start Dataset rows

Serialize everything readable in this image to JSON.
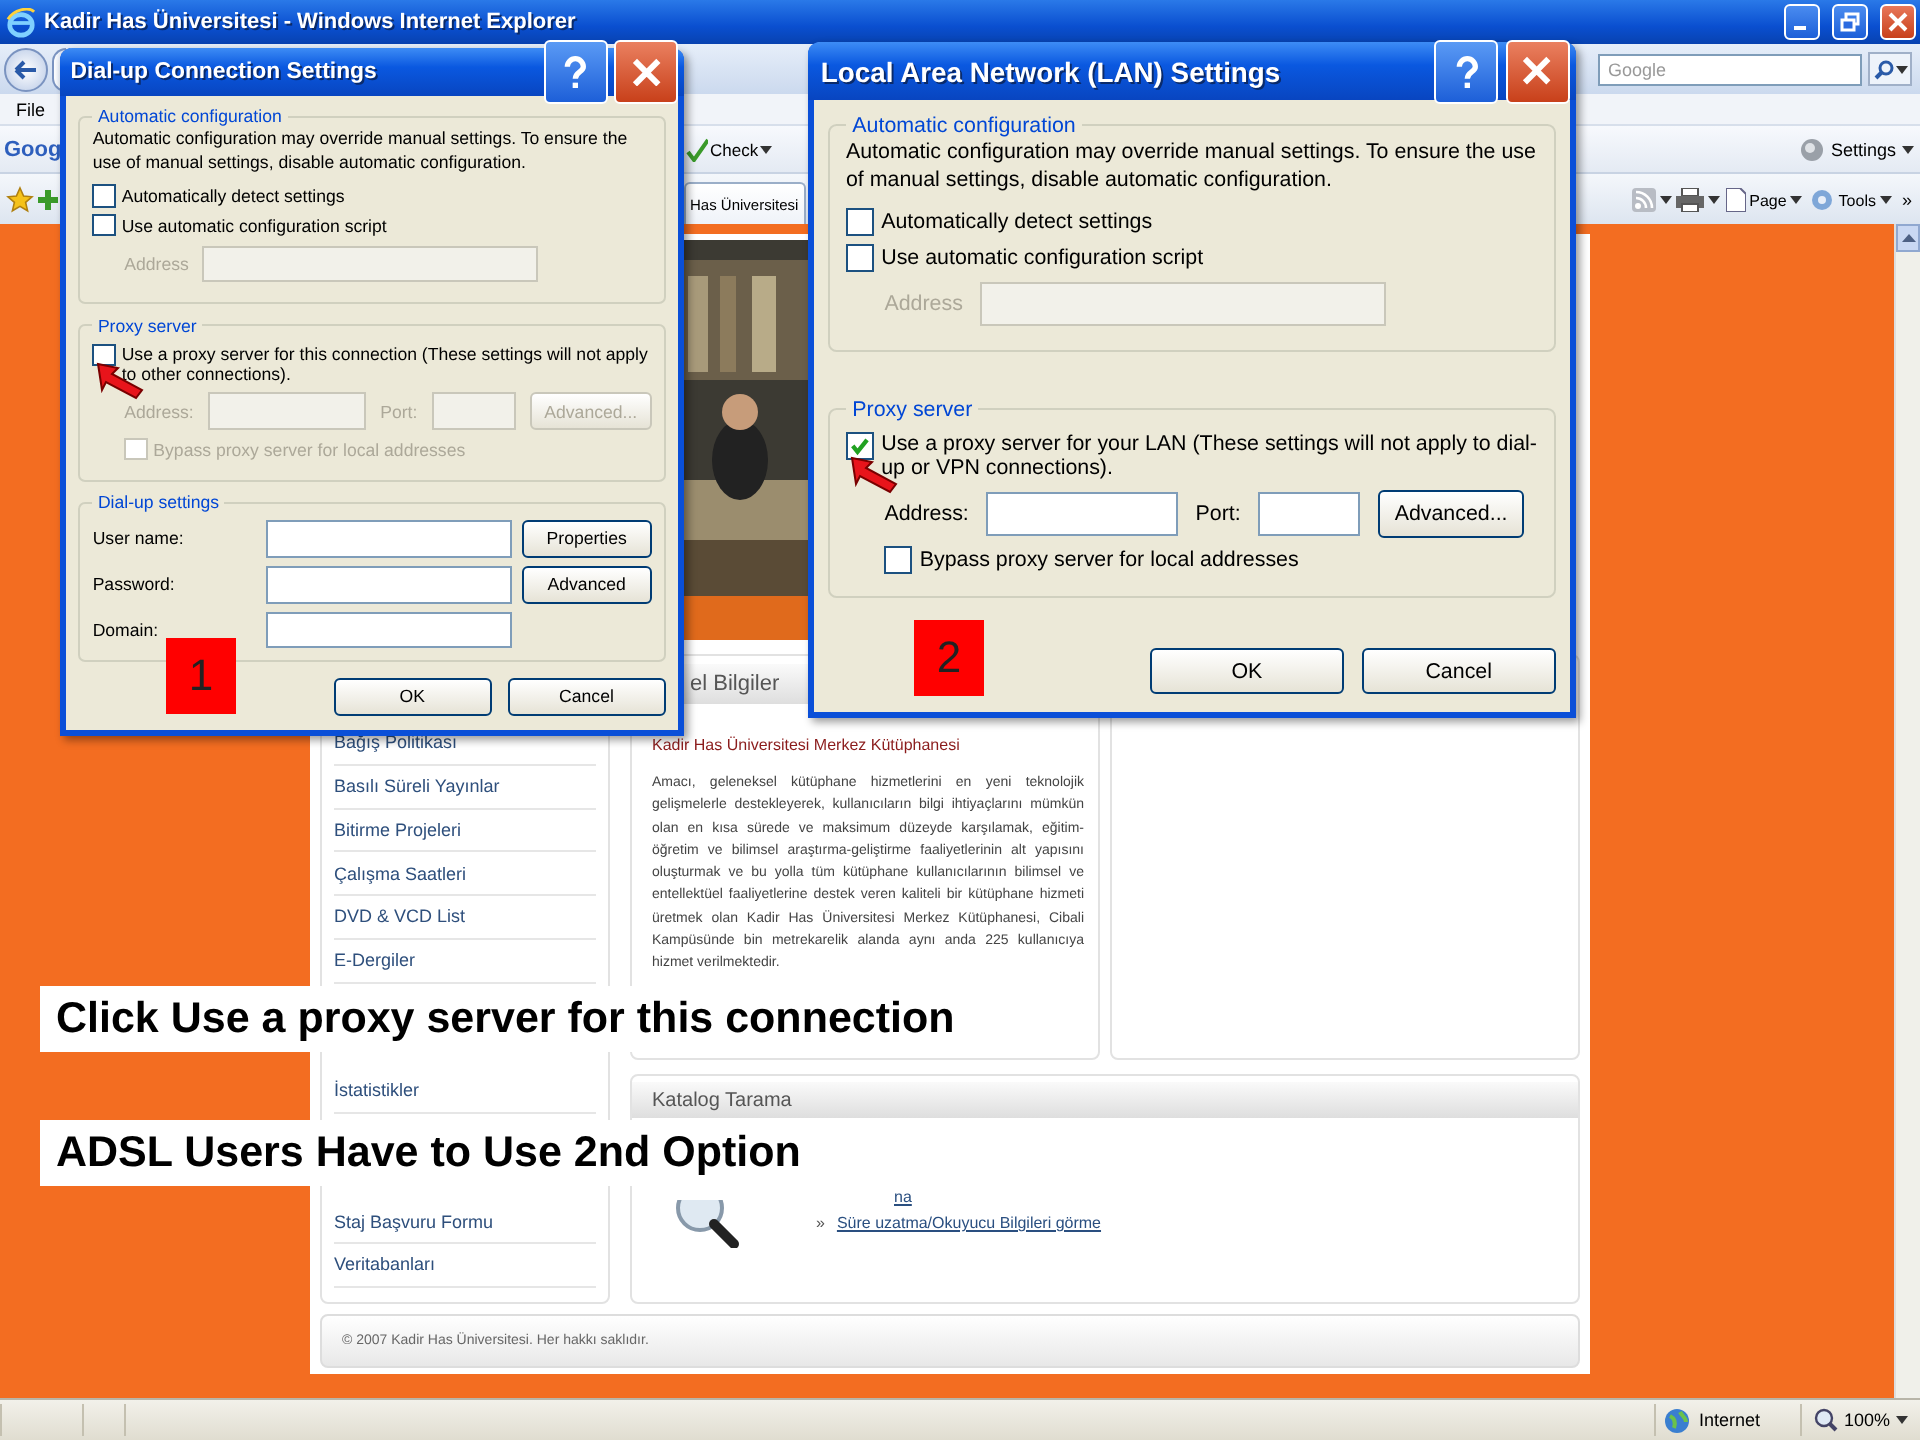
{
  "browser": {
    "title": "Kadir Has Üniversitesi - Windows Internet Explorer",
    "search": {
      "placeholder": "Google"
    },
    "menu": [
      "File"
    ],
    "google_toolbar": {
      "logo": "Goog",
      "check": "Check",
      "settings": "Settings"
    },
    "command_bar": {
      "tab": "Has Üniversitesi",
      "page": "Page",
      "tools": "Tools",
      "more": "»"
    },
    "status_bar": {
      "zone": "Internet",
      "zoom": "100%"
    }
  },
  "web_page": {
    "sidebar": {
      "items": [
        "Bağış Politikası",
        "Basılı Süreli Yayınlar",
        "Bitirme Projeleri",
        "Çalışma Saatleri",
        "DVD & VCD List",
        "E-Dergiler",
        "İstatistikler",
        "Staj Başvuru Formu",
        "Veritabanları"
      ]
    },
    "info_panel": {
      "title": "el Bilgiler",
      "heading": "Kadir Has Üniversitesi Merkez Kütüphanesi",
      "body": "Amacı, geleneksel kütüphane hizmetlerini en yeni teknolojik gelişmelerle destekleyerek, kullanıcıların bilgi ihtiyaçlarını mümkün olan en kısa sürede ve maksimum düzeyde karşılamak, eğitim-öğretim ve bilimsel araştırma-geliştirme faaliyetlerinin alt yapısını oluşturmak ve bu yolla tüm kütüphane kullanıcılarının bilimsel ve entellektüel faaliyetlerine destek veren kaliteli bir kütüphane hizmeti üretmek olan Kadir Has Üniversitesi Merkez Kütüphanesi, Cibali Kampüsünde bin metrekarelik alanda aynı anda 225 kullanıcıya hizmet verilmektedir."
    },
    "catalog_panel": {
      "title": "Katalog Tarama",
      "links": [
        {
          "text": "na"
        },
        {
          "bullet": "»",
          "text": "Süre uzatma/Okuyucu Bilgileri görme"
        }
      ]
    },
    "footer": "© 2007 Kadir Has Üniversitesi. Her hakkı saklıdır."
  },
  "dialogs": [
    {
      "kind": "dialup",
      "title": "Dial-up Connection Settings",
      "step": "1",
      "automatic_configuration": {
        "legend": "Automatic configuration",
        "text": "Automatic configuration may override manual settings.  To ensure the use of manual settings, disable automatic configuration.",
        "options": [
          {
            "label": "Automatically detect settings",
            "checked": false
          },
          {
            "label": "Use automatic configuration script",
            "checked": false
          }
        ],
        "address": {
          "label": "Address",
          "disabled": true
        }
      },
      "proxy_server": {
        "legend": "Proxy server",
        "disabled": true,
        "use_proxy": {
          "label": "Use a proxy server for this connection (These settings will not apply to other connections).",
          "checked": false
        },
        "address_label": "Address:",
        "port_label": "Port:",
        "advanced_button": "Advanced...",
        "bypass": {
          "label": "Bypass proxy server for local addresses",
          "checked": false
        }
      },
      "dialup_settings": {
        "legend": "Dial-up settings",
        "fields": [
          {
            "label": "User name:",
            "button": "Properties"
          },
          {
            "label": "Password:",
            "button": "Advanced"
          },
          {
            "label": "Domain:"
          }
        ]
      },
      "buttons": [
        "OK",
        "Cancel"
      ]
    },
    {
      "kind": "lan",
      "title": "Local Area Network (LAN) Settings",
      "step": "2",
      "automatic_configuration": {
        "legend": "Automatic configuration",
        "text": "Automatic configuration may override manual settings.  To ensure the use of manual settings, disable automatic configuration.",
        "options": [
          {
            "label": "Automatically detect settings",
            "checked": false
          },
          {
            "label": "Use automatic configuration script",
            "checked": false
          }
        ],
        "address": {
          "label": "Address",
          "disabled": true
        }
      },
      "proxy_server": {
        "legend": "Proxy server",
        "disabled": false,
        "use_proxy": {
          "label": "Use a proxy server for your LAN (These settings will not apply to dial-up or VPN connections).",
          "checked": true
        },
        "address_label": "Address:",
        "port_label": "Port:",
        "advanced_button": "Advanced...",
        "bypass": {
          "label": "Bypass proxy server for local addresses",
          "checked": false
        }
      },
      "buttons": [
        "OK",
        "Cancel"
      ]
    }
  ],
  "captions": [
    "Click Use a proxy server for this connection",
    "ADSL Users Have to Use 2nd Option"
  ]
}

end Dataset rows

Given instruction
In the entries above, locate every line with the word "These" and copy it.

Exercise solution
          "label": "Use a proxy server for this connection (These settings will not apply to other connections).",
          "label": "Use a proxy server for your LAN (These settings will not apply to dial-up or VPN connections).",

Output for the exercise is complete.